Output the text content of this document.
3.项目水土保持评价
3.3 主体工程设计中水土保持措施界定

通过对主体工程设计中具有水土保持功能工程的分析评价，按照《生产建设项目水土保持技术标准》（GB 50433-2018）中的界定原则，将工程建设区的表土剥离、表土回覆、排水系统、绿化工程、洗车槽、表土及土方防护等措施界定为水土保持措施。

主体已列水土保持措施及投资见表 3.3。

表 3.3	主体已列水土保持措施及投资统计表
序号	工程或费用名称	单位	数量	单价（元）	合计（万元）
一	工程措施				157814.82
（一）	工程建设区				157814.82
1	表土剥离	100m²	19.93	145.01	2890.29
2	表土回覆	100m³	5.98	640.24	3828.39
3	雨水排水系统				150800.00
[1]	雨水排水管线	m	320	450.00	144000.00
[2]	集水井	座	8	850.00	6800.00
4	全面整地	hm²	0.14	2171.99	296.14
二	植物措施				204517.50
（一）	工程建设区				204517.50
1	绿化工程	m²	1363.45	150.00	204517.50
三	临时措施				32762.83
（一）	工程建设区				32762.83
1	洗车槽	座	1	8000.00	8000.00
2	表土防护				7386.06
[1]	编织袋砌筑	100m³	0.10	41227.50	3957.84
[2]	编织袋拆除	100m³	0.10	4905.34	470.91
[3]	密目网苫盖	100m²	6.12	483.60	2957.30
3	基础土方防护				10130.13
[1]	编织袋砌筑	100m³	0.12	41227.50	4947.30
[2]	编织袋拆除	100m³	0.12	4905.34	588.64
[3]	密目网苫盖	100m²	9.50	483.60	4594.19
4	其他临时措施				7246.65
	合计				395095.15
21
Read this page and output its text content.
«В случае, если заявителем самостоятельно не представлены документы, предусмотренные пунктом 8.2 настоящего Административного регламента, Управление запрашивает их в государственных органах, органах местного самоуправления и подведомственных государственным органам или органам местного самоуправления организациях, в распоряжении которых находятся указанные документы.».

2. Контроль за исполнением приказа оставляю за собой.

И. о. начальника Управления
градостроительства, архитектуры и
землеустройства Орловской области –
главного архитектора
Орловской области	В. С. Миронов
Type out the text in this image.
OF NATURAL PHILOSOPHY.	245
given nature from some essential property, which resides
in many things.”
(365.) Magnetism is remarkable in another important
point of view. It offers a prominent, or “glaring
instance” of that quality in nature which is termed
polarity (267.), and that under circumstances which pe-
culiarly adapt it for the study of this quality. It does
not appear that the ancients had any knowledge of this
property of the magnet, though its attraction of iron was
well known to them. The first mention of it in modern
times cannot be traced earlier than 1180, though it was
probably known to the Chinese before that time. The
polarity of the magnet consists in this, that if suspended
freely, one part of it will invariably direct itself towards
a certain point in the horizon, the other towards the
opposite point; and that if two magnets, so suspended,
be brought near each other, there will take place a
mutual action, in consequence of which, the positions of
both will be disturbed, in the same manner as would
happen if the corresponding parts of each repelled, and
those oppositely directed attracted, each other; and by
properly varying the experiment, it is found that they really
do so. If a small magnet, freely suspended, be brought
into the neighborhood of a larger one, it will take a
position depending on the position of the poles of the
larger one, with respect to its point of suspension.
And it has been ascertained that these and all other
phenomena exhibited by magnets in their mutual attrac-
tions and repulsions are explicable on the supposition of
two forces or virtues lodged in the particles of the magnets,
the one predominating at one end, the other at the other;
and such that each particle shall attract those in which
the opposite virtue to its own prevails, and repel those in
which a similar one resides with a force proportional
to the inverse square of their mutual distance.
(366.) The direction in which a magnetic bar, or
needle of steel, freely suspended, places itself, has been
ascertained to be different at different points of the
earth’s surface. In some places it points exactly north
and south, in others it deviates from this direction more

+---+

Given problem:
Print the records once more, exactly as they were given.

Exercise solution:
Output the text content of this document.
3.项目水土保持评价
3.3 主体工程设计中水土保持措施界定

通过对主体工程设计中具有水土保持功能工程的分析评价，按照《生产建设项目水土保持技术标准》（GB 50433-2018）中的界定原则，将工程建设区的表土剥离、表土回覆、排水系统、绿化工程、洗车槽、表土及土方防护等措施界定为水土保持措施。

主体已列水土保持措施及投资见表 3.3。

表 3.3	主体已列水土保持措施及投资统计表
序号	工程或费用名称	单位	数量	单价（元）	合计（万元）
一	工程措施				157814.82
（一）	工程建设区				157814.82
1	表土剥离	100m²	19.93	145.01	2890.29
2	表土回覆	100m³	5.98	640.24	3828.39
3	雨水排水系统				150800.00
[1]	雨水排水管线	m	320	450.00	144000.00
[2]	集水井	座	8	850.00	6800.00
4	全面整地	hm²	0.14	2171.99	296.14
二	植物措施				204517.50
（一）	工程建设区				204517.50
1	绿化工程	m²	1363.45	150.00	204517.50
三	临时措施				32762.83
（一）	工程建设区				32762.83
1	洗车槽	座	1	8000.00	8000.00
2	表土防护				7386.06
[1]	编织袋砌筑	100m³	0.10	41227.50	3957.84
[2]	编织袋拆除	100m³	0.10	4905.34	470.91
[3]	密目网苫盖	100m²	6.12	483.60	2957.30
3	基础土方防护				10130.13
[1]	编织袋砌筑	100m³	0.12	41227.50	4947.30
[2]	编织袋拆除	100m³	0.12	4905.34	588.64
[3]	密目网苫盖	100m²	9.50	483.60	4594.19
4	其他临时措施				7246.65
	合计				395095.15
21
Read this page and output its text content.
«В случае, если заявителем самостоятельно не представлены документы, предусмотренные пунктом 8.2 настоящего Административного регламента, Управление запрашивает их в государственных органах, органах местного самоуправления и подведомственных государственным органам или органам местного самоуправления организациях, в распоряжении которых находятся указанные документы.».

2. Контроль за исполнением приказа оставляю за собой.

И. о. начальника Управления
градостроительства, архитектуры и
землеустройства Орловской области –
главного архитектора
Орловской области	В. С. Миронов
Type out the text in this image.
OF NATURAL PHILOSOPHY.	245
given nature from some essential property, which resides
in many things.”
(365.) Magnetism is remarkable in another important
point of view. It offers a prominent, or “glaring
instance” of that quality in nature which is termed
polarity (267.), and that under circumstances which pe-
culiarly adapt it for the study of this quality. It does
not appear that the ancients had any knowledge of this
property of the magnet, though its attraction of iron was
well known to them. The first mention of it in modern
times cannot be traced earlier than 1180, though it was
probably known to the Chinese before that time. The
polarity of the magnet consists in this, that if suspended
freely, one part of it will invariably direct itself towards
a certain point in the horizon, the other towards the
opposite point; and that if two magnets, so suspended,
be brought near each other, there will take place a
mutual action, in consequence of which, the positions of
both will be disturbed, in the same manner as would
happen if the corresponding parts of each repelled, and
those oppositely directed attracted, each other; and by
properly varying the experiment, it is found that they really
do so. If a small magnet, freely suspended, be brought
into the neighborhood of a larger one, it will take a
position depending on the position of the poles of the
larger one, with respect to its point of suspension.
And it has been ascertained that these and all other
phenomena exhibited by magnets in their mutual attrac-
tions and repulsions are explicable on the supposition of
two forces or virtues lodged in the particles of the magnets,
the one predominating at one end, the other at the other;
and such that each particle shall attract those in which
the opposite virtue to its own prevails, and repel those in
which a similar one resides with a force proportional
to the inverse square of their mutual distance.
(366.) The direction in which a magnetic bar, or
needle of steel, freely suspended, places itself, has been
ascertained to be different at different points of the
earth’s surface. In some places it points exactly north
and south, in others it deviates from this direction more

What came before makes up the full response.